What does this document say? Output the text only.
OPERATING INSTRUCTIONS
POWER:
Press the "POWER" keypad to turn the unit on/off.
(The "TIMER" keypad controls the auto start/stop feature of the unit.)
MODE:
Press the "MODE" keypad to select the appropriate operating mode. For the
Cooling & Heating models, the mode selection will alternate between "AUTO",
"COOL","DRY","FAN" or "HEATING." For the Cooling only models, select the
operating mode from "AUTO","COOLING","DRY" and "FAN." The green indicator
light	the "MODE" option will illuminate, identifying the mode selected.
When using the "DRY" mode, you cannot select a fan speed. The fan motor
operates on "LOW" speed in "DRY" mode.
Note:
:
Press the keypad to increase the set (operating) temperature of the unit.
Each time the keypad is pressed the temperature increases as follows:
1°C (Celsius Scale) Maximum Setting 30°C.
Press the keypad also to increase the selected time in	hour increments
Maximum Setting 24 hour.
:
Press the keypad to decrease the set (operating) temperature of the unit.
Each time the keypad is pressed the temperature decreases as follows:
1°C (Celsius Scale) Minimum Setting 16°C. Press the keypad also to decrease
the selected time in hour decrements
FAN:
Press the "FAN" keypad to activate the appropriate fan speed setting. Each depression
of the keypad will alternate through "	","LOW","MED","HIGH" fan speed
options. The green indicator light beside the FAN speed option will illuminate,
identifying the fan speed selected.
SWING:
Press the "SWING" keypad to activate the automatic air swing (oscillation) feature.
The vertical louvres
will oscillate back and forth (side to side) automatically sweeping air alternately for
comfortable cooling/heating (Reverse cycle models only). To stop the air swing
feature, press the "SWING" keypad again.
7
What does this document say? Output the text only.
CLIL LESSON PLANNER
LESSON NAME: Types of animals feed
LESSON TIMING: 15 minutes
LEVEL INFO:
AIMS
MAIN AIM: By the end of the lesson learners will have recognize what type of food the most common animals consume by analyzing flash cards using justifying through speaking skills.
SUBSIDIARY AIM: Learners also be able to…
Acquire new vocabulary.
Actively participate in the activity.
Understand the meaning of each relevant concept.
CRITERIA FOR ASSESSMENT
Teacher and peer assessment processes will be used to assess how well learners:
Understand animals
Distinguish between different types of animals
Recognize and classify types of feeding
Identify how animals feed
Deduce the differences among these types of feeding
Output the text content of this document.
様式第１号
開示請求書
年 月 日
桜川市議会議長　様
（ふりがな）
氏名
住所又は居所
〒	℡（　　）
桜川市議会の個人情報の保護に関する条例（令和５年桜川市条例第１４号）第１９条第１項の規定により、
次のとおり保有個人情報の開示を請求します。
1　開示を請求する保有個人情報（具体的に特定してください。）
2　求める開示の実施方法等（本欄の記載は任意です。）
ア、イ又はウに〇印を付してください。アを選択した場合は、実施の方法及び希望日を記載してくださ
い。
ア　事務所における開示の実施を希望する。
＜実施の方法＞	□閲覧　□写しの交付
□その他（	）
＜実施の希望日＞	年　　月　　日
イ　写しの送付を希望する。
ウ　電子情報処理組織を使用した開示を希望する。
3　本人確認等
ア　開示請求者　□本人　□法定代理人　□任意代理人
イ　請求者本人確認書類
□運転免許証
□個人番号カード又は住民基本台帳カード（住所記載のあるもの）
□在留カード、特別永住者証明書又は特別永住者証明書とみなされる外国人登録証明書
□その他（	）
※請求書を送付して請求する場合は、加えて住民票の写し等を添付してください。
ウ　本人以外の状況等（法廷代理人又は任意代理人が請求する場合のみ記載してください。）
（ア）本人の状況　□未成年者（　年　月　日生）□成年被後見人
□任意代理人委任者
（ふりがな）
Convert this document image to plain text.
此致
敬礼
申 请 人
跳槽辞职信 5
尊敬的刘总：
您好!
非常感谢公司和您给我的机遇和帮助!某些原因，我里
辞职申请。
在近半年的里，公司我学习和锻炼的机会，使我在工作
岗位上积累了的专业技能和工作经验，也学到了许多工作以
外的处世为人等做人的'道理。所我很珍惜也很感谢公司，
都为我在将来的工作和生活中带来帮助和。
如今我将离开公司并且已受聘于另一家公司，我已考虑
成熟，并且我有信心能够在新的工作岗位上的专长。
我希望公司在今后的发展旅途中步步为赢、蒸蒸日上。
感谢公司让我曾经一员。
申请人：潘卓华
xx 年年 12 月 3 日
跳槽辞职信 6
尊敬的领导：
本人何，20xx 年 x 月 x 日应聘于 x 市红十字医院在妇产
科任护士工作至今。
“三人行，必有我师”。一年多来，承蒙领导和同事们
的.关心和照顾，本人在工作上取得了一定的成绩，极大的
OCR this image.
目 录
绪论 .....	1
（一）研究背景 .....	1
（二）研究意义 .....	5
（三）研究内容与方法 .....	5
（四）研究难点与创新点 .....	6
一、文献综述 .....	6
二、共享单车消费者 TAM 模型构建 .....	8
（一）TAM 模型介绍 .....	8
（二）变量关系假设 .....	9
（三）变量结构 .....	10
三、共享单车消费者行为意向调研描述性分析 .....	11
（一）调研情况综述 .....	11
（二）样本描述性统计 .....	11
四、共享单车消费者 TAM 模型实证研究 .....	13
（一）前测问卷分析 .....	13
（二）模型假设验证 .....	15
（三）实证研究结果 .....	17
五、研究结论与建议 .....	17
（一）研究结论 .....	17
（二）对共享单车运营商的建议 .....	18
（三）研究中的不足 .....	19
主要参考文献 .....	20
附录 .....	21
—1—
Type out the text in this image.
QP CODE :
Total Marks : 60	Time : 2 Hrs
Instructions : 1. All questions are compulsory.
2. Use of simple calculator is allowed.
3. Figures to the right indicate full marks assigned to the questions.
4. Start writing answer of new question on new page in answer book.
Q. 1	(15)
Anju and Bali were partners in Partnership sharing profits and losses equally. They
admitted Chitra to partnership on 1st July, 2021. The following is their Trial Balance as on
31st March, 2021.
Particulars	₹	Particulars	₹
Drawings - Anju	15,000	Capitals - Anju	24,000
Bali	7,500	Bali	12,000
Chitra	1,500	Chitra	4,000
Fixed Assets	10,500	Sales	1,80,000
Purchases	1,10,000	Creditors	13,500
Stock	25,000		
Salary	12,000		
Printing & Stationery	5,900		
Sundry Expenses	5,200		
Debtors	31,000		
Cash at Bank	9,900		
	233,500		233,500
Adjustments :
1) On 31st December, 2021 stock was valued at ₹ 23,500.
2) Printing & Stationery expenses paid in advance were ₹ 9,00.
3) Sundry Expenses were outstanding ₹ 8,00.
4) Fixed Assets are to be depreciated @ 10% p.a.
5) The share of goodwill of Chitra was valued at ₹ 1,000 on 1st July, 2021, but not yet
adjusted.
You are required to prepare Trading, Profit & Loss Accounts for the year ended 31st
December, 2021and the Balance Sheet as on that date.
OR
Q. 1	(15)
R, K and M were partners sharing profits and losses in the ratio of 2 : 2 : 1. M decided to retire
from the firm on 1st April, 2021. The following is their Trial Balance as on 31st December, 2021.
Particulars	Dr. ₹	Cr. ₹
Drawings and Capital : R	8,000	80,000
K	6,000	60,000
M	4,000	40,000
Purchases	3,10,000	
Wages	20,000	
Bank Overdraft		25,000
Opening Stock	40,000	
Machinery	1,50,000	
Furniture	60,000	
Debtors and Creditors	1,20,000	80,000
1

****

● **WRITTEN INSTRUCTION**: List all lines where "speed" occurs.

● **SOLUTION TO THIS PROBLEM**:
When using the "DRY" mode, you cannot select a fan speed. The fan motor
operates on "LOW" speed in "DRY" mode.
Press the "FAN" keypad to activate the appropriate fan speed setting. Each depression
of the keypad will alternate through "	","LOW","MED","HIGH" fan speed
options. The green indicator light beside the FAN speed option will illuminate,
identifying the fan speed selected.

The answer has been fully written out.